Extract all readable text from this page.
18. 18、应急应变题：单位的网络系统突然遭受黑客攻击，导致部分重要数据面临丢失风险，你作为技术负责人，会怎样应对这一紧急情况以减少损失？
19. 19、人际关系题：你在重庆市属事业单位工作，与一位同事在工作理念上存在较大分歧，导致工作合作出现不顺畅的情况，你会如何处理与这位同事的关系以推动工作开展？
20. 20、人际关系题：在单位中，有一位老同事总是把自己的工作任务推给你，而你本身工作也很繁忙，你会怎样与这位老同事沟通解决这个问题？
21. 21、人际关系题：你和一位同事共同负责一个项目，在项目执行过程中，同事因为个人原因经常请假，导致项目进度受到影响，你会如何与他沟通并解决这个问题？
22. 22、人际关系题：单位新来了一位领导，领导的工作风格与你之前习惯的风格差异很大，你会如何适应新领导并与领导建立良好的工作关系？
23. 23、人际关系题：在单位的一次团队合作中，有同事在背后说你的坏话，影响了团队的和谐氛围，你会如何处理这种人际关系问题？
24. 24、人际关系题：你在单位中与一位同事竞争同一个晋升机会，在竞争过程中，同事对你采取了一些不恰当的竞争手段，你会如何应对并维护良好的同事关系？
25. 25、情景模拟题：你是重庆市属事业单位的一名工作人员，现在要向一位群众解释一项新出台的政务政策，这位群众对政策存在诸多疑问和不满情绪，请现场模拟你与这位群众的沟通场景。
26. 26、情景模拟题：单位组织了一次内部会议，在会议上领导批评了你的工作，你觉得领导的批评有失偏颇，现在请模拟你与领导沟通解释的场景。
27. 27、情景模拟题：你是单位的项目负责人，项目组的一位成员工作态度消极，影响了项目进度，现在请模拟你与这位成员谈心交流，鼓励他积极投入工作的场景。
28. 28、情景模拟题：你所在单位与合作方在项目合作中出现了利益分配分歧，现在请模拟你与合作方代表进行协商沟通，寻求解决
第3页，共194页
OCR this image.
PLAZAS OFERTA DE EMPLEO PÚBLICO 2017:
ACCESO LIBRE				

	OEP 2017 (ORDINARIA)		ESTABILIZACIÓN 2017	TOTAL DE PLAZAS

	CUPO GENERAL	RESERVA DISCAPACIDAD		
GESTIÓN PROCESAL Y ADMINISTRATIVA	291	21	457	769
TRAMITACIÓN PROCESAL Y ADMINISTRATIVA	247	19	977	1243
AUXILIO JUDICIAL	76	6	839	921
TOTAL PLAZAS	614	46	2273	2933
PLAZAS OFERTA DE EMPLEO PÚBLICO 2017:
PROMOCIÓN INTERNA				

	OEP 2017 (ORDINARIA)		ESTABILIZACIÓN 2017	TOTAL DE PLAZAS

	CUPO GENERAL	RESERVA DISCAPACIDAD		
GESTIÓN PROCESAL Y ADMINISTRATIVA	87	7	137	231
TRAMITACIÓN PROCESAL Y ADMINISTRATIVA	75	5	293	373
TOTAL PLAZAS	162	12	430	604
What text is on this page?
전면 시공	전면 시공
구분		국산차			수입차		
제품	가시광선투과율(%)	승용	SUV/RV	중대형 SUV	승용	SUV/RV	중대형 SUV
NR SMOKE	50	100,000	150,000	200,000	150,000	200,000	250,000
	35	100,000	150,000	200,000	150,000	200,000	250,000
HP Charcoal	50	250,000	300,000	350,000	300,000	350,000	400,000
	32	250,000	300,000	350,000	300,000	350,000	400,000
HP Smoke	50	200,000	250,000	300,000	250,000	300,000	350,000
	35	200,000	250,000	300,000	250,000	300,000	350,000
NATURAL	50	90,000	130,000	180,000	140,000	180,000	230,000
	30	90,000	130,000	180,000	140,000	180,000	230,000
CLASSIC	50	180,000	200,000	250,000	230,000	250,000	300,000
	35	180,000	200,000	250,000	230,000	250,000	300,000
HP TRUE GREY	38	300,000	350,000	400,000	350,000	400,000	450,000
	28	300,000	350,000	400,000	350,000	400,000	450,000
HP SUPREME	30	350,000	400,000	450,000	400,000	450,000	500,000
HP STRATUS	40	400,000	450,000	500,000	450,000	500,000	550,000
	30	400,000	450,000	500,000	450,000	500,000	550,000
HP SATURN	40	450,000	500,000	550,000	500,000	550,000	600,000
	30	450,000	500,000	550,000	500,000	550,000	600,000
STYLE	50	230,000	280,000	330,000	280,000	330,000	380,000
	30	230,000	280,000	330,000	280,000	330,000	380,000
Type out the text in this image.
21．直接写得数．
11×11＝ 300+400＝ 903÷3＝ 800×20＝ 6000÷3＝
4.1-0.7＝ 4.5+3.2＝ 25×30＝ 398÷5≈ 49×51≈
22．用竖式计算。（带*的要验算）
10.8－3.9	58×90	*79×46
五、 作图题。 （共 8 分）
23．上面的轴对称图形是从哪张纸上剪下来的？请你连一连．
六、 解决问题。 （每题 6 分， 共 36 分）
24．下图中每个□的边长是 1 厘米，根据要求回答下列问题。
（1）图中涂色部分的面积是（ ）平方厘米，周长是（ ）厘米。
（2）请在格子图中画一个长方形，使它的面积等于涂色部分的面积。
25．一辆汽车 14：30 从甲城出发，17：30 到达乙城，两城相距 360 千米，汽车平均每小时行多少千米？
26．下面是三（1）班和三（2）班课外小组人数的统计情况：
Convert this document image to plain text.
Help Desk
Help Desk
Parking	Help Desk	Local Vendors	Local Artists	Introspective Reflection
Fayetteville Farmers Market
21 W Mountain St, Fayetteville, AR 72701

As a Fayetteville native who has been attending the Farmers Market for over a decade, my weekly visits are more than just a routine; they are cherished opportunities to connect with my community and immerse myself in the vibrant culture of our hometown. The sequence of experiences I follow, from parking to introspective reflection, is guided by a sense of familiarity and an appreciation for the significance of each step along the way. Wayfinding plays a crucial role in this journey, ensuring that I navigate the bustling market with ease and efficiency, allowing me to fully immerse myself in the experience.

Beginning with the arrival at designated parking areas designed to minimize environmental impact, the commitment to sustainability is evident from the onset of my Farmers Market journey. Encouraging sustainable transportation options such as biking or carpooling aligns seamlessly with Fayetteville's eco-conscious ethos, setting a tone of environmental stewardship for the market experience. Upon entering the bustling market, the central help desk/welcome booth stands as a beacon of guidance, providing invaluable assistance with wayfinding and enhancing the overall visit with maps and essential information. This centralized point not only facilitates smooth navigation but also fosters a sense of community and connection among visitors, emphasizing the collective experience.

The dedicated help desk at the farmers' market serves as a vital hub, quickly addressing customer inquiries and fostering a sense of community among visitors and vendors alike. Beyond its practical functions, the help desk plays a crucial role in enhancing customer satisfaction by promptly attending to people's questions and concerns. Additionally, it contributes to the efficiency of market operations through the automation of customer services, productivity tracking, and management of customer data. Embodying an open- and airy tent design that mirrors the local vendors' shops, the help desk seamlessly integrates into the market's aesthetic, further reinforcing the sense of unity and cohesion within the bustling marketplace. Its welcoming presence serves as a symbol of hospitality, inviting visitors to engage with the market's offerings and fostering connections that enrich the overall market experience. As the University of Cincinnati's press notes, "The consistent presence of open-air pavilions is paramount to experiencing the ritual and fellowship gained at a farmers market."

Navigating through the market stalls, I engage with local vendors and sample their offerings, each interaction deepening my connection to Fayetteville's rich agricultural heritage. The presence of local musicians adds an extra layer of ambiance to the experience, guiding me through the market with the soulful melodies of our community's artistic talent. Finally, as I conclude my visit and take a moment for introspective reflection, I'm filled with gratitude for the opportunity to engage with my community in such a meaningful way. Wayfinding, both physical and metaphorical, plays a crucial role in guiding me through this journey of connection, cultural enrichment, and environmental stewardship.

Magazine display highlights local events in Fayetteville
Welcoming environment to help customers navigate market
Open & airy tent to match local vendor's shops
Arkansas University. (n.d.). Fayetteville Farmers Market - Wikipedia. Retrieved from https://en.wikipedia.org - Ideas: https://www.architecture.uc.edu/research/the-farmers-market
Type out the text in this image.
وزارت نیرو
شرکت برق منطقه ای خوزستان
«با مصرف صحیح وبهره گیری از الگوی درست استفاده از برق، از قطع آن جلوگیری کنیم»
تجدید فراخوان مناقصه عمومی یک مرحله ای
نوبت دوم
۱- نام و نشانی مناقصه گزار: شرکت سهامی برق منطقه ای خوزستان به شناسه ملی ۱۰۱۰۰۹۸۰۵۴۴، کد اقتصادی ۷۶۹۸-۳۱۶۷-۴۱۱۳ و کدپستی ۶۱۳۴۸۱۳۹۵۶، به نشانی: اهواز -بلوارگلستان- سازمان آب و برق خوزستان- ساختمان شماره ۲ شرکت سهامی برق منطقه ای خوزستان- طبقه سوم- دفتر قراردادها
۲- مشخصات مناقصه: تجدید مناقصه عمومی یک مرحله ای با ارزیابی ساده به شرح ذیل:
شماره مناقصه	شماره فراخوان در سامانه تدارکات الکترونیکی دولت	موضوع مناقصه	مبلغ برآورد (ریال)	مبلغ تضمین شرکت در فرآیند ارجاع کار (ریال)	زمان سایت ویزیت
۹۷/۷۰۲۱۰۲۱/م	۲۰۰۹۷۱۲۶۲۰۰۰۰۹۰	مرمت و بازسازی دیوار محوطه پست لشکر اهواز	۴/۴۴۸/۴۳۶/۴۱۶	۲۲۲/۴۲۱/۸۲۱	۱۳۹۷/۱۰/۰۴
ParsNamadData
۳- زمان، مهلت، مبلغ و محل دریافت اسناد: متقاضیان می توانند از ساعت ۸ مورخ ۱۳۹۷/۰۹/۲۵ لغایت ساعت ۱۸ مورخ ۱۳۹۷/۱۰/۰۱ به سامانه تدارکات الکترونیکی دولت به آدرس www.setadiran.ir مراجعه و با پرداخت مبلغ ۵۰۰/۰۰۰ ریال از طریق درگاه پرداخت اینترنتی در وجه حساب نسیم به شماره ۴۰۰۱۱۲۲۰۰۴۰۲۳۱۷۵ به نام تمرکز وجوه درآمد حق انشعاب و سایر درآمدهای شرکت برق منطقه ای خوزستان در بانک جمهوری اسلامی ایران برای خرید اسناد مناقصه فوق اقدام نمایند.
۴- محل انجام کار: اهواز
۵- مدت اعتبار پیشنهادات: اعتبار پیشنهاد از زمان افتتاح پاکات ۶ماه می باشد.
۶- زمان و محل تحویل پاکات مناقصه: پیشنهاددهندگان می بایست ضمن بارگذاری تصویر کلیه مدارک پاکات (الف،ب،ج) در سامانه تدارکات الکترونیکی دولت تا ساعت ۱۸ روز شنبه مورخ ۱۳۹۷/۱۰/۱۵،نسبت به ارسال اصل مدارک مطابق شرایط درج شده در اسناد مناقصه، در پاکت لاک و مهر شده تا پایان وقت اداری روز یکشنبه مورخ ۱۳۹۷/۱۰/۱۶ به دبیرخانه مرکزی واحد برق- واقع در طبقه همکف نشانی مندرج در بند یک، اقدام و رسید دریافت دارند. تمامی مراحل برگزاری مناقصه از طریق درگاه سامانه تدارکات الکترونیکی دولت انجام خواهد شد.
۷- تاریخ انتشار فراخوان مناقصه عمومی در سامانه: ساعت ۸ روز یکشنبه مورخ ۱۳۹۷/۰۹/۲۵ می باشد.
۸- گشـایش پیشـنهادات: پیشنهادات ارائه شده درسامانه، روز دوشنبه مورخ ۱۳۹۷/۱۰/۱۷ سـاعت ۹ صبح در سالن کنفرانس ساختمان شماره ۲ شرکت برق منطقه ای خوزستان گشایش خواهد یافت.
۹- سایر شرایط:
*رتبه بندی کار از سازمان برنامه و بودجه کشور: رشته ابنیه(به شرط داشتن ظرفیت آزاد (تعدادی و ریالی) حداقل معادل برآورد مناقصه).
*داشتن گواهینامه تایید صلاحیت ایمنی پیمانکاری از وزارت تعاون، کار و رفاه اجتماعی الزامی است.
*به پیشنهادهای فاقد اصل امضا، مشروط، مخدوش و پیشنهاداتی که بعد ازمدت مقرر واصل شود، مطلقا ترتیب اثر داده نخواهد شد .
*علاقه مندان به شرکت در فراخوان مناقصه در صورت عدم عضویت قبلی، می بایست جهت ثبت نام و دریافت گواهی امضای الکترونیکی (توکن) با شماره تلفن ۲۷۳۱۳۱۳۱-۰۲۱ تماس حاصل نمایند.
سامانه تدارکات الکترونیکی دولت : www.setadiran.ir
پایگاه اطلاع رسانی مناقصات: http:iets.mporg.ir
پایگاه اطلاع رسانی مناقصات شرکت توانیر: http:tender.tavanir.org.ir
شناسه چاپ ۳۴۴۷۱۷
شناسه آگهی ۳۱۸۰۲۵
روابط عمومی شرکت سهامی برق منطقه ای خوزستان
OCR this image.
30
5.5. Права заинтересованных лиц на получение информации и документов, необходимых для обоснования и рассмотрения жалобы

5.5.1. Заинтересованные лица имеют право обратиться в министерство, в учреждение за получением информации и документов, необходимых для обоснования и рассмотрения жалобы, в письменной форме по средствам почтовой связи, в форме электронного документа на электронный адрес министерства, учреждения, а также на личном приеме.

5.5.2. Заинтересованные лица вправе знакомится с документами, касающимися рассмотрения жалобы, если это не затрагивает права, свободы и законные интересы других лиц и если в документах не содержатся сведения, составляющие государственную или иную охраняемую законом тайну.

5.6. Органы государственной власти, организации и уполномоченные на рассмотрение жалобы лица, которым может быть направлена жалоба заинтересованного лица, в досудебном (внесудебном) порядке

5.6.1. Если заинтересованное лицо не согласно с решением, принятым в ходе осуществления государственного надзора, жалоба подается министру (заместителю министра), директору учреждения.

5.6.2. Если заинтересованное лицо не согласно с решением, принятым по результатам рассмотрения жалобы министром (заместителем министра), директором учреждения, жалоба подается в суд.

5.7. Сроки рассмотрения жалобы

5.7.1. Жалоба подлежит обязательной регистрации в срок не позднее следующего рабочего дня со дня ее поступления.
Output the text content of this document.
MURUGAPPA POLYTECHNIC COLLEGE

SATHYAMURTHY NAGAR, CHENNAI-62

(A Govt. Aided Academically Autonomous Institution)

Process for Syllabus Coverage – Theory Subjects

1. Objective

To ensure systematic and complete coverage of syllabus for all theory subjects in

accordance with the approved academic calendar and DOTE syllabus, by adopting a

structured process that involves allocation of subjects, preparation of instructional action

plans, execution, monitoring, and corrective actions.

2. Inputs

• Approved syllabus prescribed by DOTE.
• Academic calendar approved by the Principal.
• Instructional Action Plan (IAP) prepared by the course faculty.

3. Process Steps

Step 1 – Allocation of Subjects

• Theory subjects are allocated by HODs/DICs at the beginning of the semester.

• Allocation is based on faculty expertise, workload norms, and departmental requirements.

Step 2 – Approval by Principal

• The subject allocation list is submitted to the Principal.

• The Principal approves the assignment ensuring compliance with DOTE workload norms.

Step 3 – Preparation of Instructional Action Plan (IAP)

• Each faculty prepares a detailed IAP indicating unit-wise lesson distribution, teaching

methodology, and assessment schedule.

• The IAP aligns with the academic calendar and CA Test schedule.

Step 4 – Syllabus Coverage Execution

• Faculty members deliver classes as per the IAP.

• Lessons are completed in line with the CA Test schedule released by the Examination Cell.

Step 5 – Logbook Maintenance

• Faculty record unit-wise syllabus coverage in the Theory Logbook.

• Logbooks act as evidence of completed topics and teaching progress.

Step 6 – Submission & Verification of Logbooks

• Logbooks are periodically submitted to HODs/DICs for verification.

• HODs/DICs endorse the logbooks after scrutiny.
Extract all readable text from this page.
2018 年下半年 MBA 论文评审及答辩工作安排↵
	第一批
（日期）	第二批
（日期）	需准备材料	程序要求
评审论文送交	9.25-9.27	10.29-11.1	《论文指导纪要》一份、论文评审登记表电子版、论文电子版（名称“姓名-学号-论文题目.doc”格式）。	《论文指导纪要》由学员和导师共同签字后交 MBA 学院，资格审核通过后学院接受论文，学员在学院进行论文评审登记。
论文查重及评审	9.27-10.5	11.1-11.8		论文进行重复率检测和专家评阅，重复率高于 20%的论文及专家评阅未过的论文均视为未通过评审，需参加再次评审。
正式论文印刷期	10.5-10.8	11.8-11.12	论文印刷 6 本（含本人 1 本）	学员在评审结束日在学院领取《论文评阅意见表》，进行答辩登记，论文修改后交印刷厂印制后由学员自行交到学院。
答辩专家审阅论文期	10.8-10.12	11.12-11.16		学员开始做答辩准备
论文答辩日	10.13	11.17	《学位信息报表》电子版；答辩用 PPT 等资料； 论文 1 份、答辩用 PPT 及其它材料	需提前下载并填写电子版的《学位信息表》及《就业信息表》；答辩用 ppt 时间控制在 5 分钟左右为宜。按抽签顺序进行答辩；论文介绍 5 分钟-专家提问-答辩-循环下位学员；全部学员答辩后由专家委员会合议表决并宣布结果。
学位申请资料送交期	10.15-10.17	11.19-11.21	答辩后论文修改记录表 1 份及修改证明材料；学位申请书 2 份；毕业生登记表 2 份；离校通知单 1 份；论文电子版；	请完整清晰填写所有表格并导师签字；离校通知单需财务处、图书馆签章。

* _TASK BRIEF_:
Where a line of the data holds "HODs", show that line.

* _WRITTEN RESPONSE_:
• Theory subjects are allocated by HODs/DICs at the beginning of the semester.
• Logbooks are periodically submitted to HODs/DICs for verification.
• HODs/DICs endorse the logbooks after scrutiny.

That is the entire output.